*** DATA LISTING ***

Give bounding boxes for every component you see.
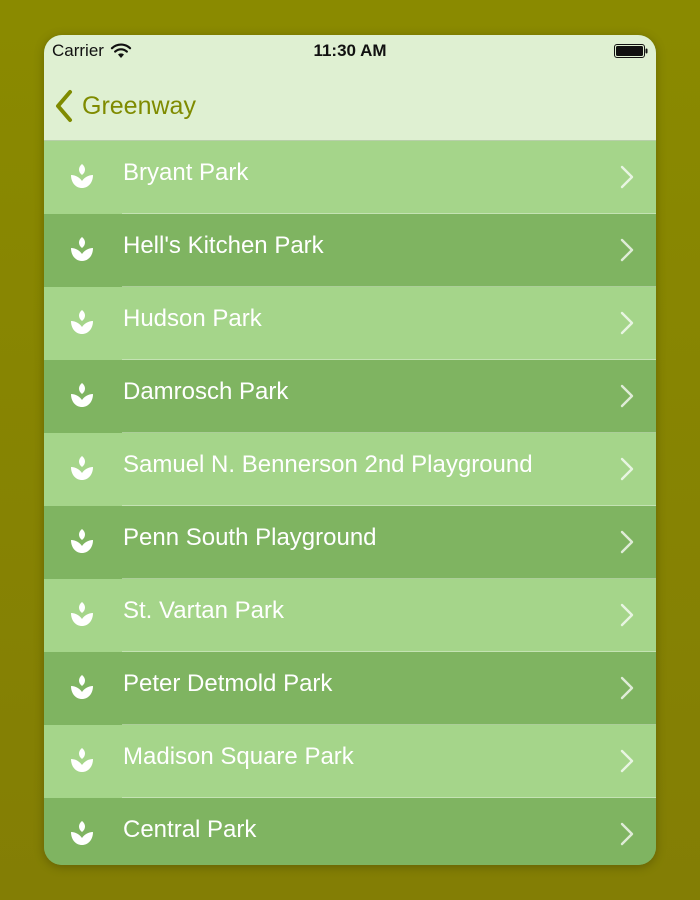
list-item-label: Bryant Park [123,159,249,186]
chevron-right-icon [620,165,634,189]
list-item-label: St. Vartan Park [123,597,284,624]
back-button-label: Greenway [82,91,196,120]
plant-sprout-icon [71,821,93,845]
list-item-label: Damrosch Park [123,378,289,405]
chevron-right-icon [620,676,634,700]
list-item[interactable]: Samuel N. Bennerson 2nd Playground [44,433,656,506]
chevron-right-icon [620,603,634,627]
list-item-label: Penn South Playground [123,524,377,551]
device-screen: Carrier 11:30 AM Greenway Bryant Park He… [44,35,656,865]
plant-sprout-icon [71,310,93,334]
list-item-label: Central Park [123,816,257,843]
plant-sprout-icon [71,602,93,626]
chevron-right-icon [620,822,634,846]
list-item-label: Peter Detmold Park [123,670,333,697]
plant-sprout-icon [71,675,93,699]
plant-sprout-icon [71,748,93,772]
plant-sprout-icon [71,529,93,553]
chevron-right-icon [620,238,634,262]
plant-sprout-icon [71,237,93,261]
park-list: Bryant Park Hell's Kitchen Park Hudson P… [44,141,656,865]
list-item[interactable]: Madison Square Park [44,725,656,798]
back-button[interactable]: Greenway [54,89,196,123]
list-item[interactable]: St. Vartan Park [44,579,656,652]
plant-sprout-icon [71,383,93,407]
list-item[interactable]: Damrosch Park [44,360,656,433]
chevron-right-icon [620,384,634,408]
plant-sprout-icon [71,456,93,480]
chevron-right-icon [620,530,634,554]
list-item-label: Hudson Park [123,305,262,332]
list-item-label: Samuel N. Bennerson 2nd Playground [123,451,533,478]
chevron-right-icon [620,749,634,773]
list-item[interactable]: Hell's Kitchen Park [44,214,656,287]
list-item[interactable]: Penn South Playground [44,506,656,579]
status-bar: Carrier 11:30 AM [44,35,656,67]
list-item-label: Hell's Kitchen Park [123,232,324,259]
list-item[interactable]: Bryant Park [44,141,656,214]
navigation-bar: Greenway [44,67,656,141]
status-time: 11:30 AM [313,41,387,60]
list-item-label: Madison Square Park [123,743,354,770]
chevron-right-icon [620,457,634,481]
list-item[interactable]: Hudson Park [44,287,656,360]
battery-icon [614,44,648,58]
list-item[interactable]: Peter Detmold Park [44,652,656,725]
plant-sprout-icon [71,164,93,188]
chevron-left-icon [56,90,72,122]
chevron-right-icon [620,311,634,335]
list-item[interactable]: Central Park [44,798,656,865]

***

[WHAT NEEDS TO BE DONE]:
Copy the listing above word for word, leaving out the picture.

[WRITTEN RESPONSE]:
Give bounding boxes for every component you see.
list-item-label: Bryant Park [123,159,249,186]
chevron-right-icon [620,165,634,189]
list-item-label: St. Vartan Park [123,597,284,624]
back-button-label: Greenway [82,91,196,120]
plant-sprout-icon [71,821,93,845]
list-item-label: Damrosch Park [123,378,289,405]
chevron-right-icon [620,676,634,700]
list-item[interactable]: Samuel N. Bennerson 2nd Playground [44,433,656,506]
chevron-right-icon [620,603,634,627]
list-item-label: Penn South Playground [123,524,377,551]
device-screen: Carrier 11:30 AM Greenway Bryant Park He… [44,35,656,865]
plant-sprout-icon [71,310,93,334]
list-item-label: Central Park [123,816,257,843]
plant-sprout-icon [71,602,93,626]
chevron-right-icon [620,822,634,846]
list-item-label: Peter Detmold Park [123,670,333,697]
plant-sprout-icon [71,675,93,699]
plant-sprout-icon [71,748,93,772]
plant-sprout-icon [71,529,93,553]
chevron-right-icon [620,238,634,262]
plant-sprout-icon [71,237,93,261]
park-list: Bryant Park Hell's Kitchen Park Hudson P… [44,141,656,865]
list-item[interactable]: Madison Square Park [44,725,656,798]
back-button[interactable]: Greenway [54,89,196,123]
list-item[interactable]: St. Vartan Park [44,579,656,652]
plant-sprout-icon [71,383,93,407]
list-item[interactable]: Damrosch Park [44,360,656,433]
chevron-right-icon [620,384,634,408]
plant-sprout-icon [71,456,93,480]
chevron-right-icon [620,530,634,554]
list-item-label: Hudson Park [123,305,262,332]
list-item-label: Samuel N. Bennerson 2nd Playground [123,451,533,478]
chevron-right-icon [620,749,634,773]
list-item[interactable]: Hell's Kitchen Park [44,214,656,287]
list-item[interactable]: Penn South Playground [44,506,656,579]
status-bar: Carrier 11:30 AM [44,35,656,67]
list-item-label: Hell's Kitchen Park [123,232,324,259]
list-item[interactable]: Bryant Park [44,141,656,214]
navigation-bar: Greenway [44,67,656,141]
status-time: 11:30 AM [313,41,387,60]
list-item-label: Madison Square Park [123,743,354,770]
chevron-right-icon [620,457,634,481]
list-item[interactable]: Hudson Park [44,287,656,360]
battery-icon [614,44,648,58]
list-item[interactable]: Peter Detmold Park [44,652,656,725]
plant-sprout-icon [71,164,93,188]
chevron-left-icon [56,90,72,122]
chevron-right-icon [620,311,634,335]
list-item[interactable]: Central Park [44,798,656,865]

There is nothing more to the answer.